* _THE PROBLEM_
Carry none of the pictures over; write out the complete data exactly.

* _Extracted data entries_
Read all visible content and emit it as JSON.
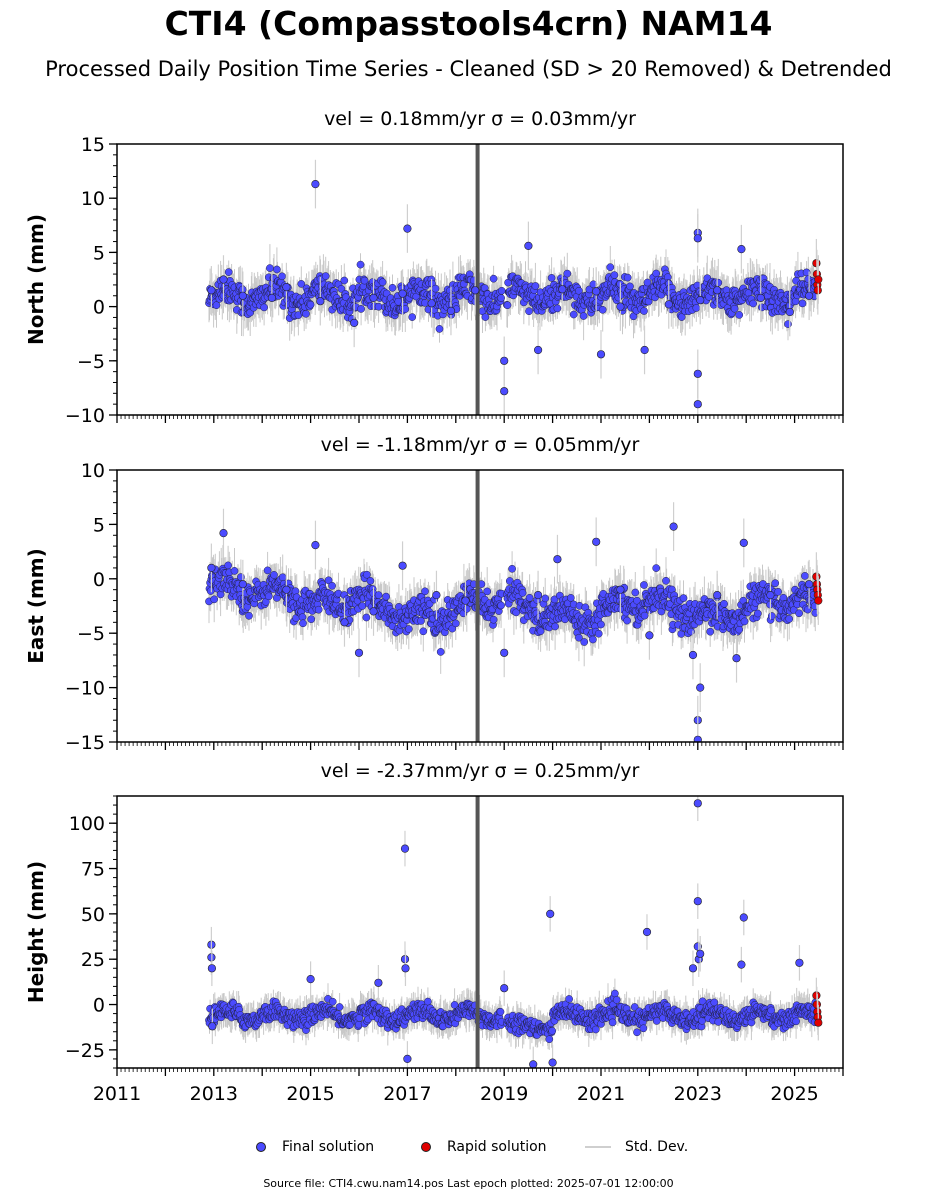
{
  "title": "CTI4 (Compasstools4crn) NAM14",
  "subtitle": "Processed Daily Position Time Series - Cleaned (SD > 20 Removed) & Detrended",
  "chart_data": [
    {
      "type": "scatter",
      "title": "vel = 0.18mm/yr   σ = 0.03mm/yr",
      "ylabel": "North (mm)",
      "xlim": [
        2011,
        2026
      ],
      "ylim": [
        -10,
        15
      ],
      "yticks": [
        -10,
        -5,
        0,
        5,
        10,
        15
      ],
      "grid": false,
      "series": [
        {
          "name": "Final solution",
          "color": "#4b4bff",
          "x": [
            2012.95,
            2013.2,
            2013.6,
            2014.2,
            2014.5,
            2015.1,
            2015.2,
            2015.9,
            2016.3,
            2016.9,
            2017.0,
            2017.5,
            2017.9,
            2018.4,
            2019.0,
            2019.0,
            2019.5,
            2019.7,
            2020.2,
            2020.9,
            2021.0,
            2021.4,
            2021.9,
            2022.4,
            2023.0,
            2023.0,
            2023.05,
            2023.0,
            2023.0,
            2023.4,
            2023.9,
            2024.3,
            2024.9,
            2025.3
          ],
          "y": [
            1.5,
            2.5,
            1.0,
            0.8,
            1.8,
            11.3,
            0.5,
            -1.5,
            0.8,
            1.2,
            7.2,
            0.3,
            -0.4,
            1.5,
            -5.0,
            -7.8,
            5.6,
            -4.0,
            1.6,
            1.4,
            -4.4,
            0.0,
            -4.0,
            0.2,
            6.8,
            6.3,
            0.6,
            -6.2,
            -9.0,
            1.5,
            5.3,
            0.8,
            -0.5,
            1.0
          ]
        },
        {
          "name": "Rapid solution",
          "color": "#e00000",
          "x": [
            2025.45,
            2025.46,
            2025.47,
            2025.48,
            2025.49
          ],
          "y": [
            4.0,
            3.0,
            2.0,
            1.5,
            2.5
          ]
        }
      ]
    },
    {
      "type": "scatter",
      "title": "vel = -1.18mm/yr   σ = 0.05mm/yr",
      "ylabel": "East (mm)",
      "xlim": [
        2011,
        2026
      ],
      "ylim": [
        -15,
        10
      ],
      "yticks": [
        -15,
        -10,
        -5,
        0,
        5,
        10
      ],
      "grid": false,
      "series": [
        {
          "name": "Final solution",
          "color": "#4b4bff",
          "x": [
            2012.95,
            2013.2,
            2013.6,
            2014.5,
            2015.1,
            2015.7,
            2016.0,
            2016.3,
            2016.9,
            2017.6,
            2018.2,
            2019.0,
            2019.7,
            2020.1,
            2020.9,
            2021.4,
            2022.0,
            2022.5,
            2022.9,
            2023.0,
            2023.05,
            2023.0,
            2023.4,
            2023.8,
            2023.95,
            2024.5,
            2025.3
          ],
          "y": [
            1.0,
            4.2,
            -0.5,
            -1.0,
            3.1,
            -4.0,
            -6.8,
            -3.0,
            1.2,
            -1.5,
            -2.0,
            -6.8,
            -1.5,
            1.8,
            3.4,
            -1.0,
            -5.2,
            4.8,
            -7.0,
            -13.0,
            -10.0,
            -14.8,
            -1.5,
            -7.3,
            3.3,
            -1.5,
            -0.5
          ]
        },
        {
          "name": "Rapid solution",
          "color": "#e00000",
          "x": [
            2025.45,
            2025.46,
            2025.47,
            2025.48,
            2025.49
          ],
          "y": [
            0.2,
            -0.5,
            -1.0,
            -1.5,
            -2.0
          ]
        }
      ]
    },
    {
      "type": "scatter",
      "title": "vel = -2.37mm/yr   σ = 0.25mm/yr",
      "ylabel": "Height (mm)",
      "xlim": [
        2011,
        2026
      ],
      "ylim": [
        -35,
        115
      ],
      "yticks": [
        -25,
        0,
        25,
        50,
        75,
        100
      ],
      "xticks": [
        "2011",
        "2013",
        "2015",
        "2017",
        "2019",
        "2021",
        "2023",
        "2025"
      ],
      "grid": false,
      "series": [
        {
          "name": "Final solution",
          "color": "#4b4bff",
          "x": [
            2012.95,
            2012.95,
            2012.96,
            2012.97,
            2015.0,
            2016.4,
            2016.95,
            2016.95,
            2016.96,
            2017.0,
            2019.0,
            2019.95,
            2020.0,
            2021.95,
            2022.9,
            2023.0,
            2023.0,
            2023.0,
            2023.02,
            2023.05,
            2023.9,
            2023.95,
            2025.1,
            2019.6
          ],
          "y": [
            33,
            26,
            20,
            -12,
            14,
            12,
            86,
            25,
            20,
            -30,
            9,
            50,
            -32,
            40,
            20,
            111,
            57,
            32,
            25,
            28,
            22,
            48,
            23,
            -33
          ]
        },
        {
          "name": "Rapid solution",
          "color": "#e00000",
          "x": [
            2025.45,
            2025.46,
            2025.47,
            2025.48,
            2025.49
          ],
          "y": [
            5,
            0,
            -4,
            -7,
            -10
          ]
        }
      ]
    }
  ],
  "legend": {
    "final": "Final solution",
    "rapid": "Rapid solution",
    "stddev": "Std. Dev.",
    "placement": "bottom-center"
  },
  "footer": "Source file: CTI4.cwu.nam14.pos  Last epoch plotted: 2025-07-01 12:00:00"
}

* _FULL SOLUTION_
Read all visible content and emit it as JSON.
{
  "title": "CTI4 (Compasstools4crn) NAM14",
  "subtitle": "Processed Daily Position Time Series - Cleaned (SD > 20 Removed) & Detrended",
  "chart_data": [
    {
      "type": "scatter",
      "title": "vel = 0.18mm/yr   σ = 0.03mm/yr",
      "ylabel": "North (mm)",
      "xlim": [
        2011,
        2026
      ],
      "ylim": [
        -10,
        15
      ],
      "yticks": [
        -10,
        -5,
        0,
        5,
        10,
        15
      ],
      "grid": false,
      "series": [
        {
          "name": "Final solution",
          "color": "#4b4bff",
          "x": [
            2012.95,
            2013.2,
            2013.6,
            2014.2,
            2014.5,
            2015.1,
            2015.2,
            2015.9,
            2016.3,
            2016.9,
            2017.0,
            2017.5,
            2017.9,
            2018.4,
            2019.0,
            2019.0,
            2019.5,
            2019.7,
            2020.2,
            2020.9,
            2021.0,
            2021.4,
            2021.9,
            2022.4,
            2023.0,
            2023.0,
            2023.05,
            2023.0,
            2023.0,
            2023.4,
            2023.9,
            2024.3,
            2024.9,
            2025.3
          ],
          "y": [
            1.5,
            2.5,
            1.0,
            0.8,
            1.8,
            11.3,
            0.5,
            -1.5,
            0.8,
            1.2,
            7.2,
            0.3,
            -0.4,
            1.5,
            -5.0,
            -7.8,
            5.6,
            -4.0,
            1.6,
            1.4,
            -4.4,
            0.0,
            -4.0,
            0.2,
            6.8,
            6.3,
            0.6,
            -6.2,
            -9.0,
            1.5,
            5.3,
            0.8,
            -0.5,
            1.0
          ]
        },
        {
          "name": "Rapid solution",
          "color": "#e00000",
          "x": [
            2025.45,
            2025.46,
            2025.47,
            2025.48,
            2025.49
          ],
          "y": [
            4.0,
            3.0,
            2.0,
            1.5,
            2.5
          ]
        }
      ]
    },
    {
      "type": "scatter",
      "title": "vel = -1.18mm/yr   σ = 0.05mm/yr",
      "ylabel": "East (mm)",
      "xlim": [
        2011,
        2026
      ],
      "ylim": [
        -15,
        10
      ],
      "yticks": [
        -15,
        -10,
        -5,
        0,
        5,
        10
      ],
      "grid": false,
      "series": [
        {
          "name": "Final solution",
          "color": "#4b4bff",
          "x": [
            2012.95,
            2013.2,
            2013.6,
            2014.5,
            2015.1,
            2015.7,
            2016.0,
            2016.3,
            2016.9,
            2017.6,
            2018.2,
            2019.0,
            2019.7,
            2020.1,
            2020.9,
            2021.4,
            2022.0,
            2022.5,
            2022.9,
            2023.0,
            2023.05,
            2023.0,
            2023.4,
            2023.8,
            2023.95,
            2024.5,
            2025.3
          ],
          "y": [
            1.0,
            4.2,
            -0.5,
            -1.0,
            3.1,
            -4.0,
            -6.8,
            -3.0,
            1.2,
            -1.5,
            -2.0,
            -6.8,
            -1.5,
            1.8,
            3.4,
            -1.0,
            -5.2,
            4.8,
            -7.0,
            -13.0,
            -10.0,
            -14.8,
            -1.5,
            -7.3,
            3.3,
            -1.5,
            -0.5
          ]
        },
        {
          "name": "Rapid solution",
          "color": "#e00000",
          "x": [
            2025.45,
            2025.46,
            2025.47,
            2025.48,
            2025.49
          ],
          "y": [
            0.2,
            -0.5,
            -1.0,
            -1.5,
            -2.0
          ]
        }
      ]
    },
    {
      "type": "scatter",
      "title": "vel = -2.37mm/yr   σ = 0.25mm/yr",
      "ylabel": "Height (mm)",
      "xlim": [
        2011,
        2026
      ],
      "ylim": [
        -35,
        115
      ],
      "yticks": [
        -25,
        0,
        25,
        50,
        75,
        100
      ],
      "xticks": [
        "2011",
        "2013",
        "2015",
        "2017",
        "2019",
        "2021",
        "2023",
        "2025"
      ],
      "grid": false,
      "series": [
        {
          "name": "Final solution",
          "color": "#4b4bff",
          "x": [
            2012.95,
            2012.95,
            2012.96,
            2012.97,
            2015.0,
            2016.4,
            2016.95,
            2016.95,
            2016.96,
            2017.0,
            2019.0,
            2019.95,
            2020.0,
            2021.95,
            2022.9,
            2023.0,
            2023.0,
            2023.0,
            2023.02,
            2023.05,
            2023.9,
            2023.95,
            2025.1,
            2019.6
          ],
          "y": [
            33,
            26,
            20,
            -12,
            14,
            12,
            86,
            25,
            20,
            -30,
            9,
            50,
            -32,
            40,
            20,
            111,
            57,
            32,
            25,
            28,
            22,
            48,
            23,
            -33
          ]
        },
        {
          "name": "Rapid solution",
          "color": "#e00000",
          "x": [
            2025.45,
            2025.46,
            2025.47,
            2025.48,
            2025.49
          ],
          "y": [
            5,
            0,
            -4,
            -7,
            -10
          ]
        }
      ]
    }
  ],
  "legend": {
    "final": "Final solution",
    "rapid": "Rapid solution",
    "stddev": "Std. Dev.",
    "placement": "bottom-center"
  },
  "footer": "Source file: CTI4.cwu.nam14.pos  Last epoch plotted: 2025-07-01 12:00:00"
}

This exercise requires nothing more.